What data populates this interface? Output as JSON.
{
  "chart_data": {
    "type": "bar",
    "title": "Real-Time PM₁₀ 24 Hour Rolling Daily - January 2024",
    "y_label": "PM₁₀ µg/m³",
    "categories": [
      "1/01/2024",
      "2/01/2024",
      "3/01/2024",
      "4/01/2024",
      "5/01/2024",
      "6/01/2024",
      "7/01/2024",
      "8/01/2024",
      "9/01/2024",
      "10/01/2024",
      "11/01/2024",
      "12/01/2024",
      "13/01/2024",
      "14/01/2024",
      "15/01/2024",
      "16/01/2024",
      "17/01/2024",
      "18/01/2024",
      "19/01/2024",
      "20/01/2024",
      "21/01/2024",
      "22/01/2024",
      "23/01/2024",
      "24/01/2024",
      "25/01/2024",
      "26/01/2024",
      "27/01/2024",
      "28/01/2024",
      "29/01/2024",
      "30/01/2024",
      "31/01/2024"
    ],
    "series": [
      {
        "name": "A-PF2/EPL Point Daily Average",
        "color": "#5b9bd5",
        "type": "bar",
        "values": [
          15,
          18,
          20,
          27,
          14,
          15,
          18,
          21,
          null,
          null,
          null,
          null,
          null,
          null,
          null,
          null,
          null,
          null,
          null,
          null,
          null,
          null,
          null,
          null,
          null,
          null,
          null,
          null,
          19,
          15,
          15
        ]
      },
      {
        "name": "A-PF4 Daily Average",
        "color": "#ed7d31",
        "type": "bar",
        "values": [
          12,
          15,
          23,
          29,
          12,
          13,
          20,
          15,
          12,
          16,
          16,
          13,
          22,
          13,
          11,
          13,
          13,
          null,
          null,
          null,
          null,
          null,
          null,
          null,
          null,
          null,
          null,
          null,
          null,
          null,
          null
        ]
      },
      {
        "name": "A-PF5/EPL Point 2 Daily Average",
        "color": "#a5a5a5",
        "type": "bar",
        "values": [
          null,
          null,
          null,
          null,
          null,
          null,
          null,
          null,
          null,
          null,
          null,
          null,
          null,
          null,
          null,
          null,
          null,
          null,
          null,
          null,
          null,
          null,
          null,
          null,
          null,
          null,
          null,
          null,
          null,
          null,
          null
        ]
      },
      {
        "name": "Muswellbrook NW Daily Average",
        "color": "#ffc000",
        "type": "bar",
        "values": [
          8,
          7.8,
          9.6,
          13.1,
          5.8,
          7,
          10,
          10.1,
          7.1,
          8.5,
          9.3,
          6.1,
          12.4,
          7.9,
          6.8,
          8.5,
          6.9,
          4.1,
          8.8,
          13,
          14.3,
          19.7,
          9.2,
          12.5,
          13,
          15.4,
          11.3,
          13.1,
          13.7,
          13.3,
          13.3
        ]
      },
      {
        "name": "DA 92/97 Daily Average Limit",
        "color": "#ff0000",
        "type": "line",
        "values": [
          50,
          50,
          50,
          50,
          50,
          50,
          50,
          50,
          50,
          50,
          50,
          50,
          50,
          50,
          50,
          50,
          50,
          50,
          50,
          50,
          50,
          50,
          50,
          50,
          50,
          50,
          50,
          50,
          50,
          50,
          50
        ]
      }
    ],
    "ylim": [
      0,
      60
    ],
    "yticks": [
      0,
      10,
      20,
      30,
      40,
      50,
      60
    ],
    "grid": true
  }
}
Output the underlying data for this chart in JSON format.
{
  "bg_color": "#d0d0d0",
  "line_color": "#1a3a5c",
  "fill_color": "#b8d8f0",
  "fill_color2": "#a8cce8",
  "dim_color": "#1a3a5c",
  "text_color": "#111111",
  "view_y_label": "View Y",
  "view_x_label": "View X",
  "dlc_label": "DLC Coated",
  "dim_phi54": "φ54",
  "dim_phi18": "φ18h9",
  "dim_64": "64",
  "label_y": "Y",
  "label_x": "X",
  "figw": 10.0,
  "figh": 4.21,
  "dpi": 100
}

:: WHAT THE EXERCISE ASKS ::
Show all lines from the data above in which the word "name" appears.

:: FULL SOLUTION ::
        "name": "A-PF2/EPL Point Daily Average",
        "name": "A-PF4 Daily Average",
        "name": "A-PF5/EPL Point 2 Daily Average",
        "name": "Muswellbrook NW Daily Average",
        "name": "DA 92/97 Daily Average Limit",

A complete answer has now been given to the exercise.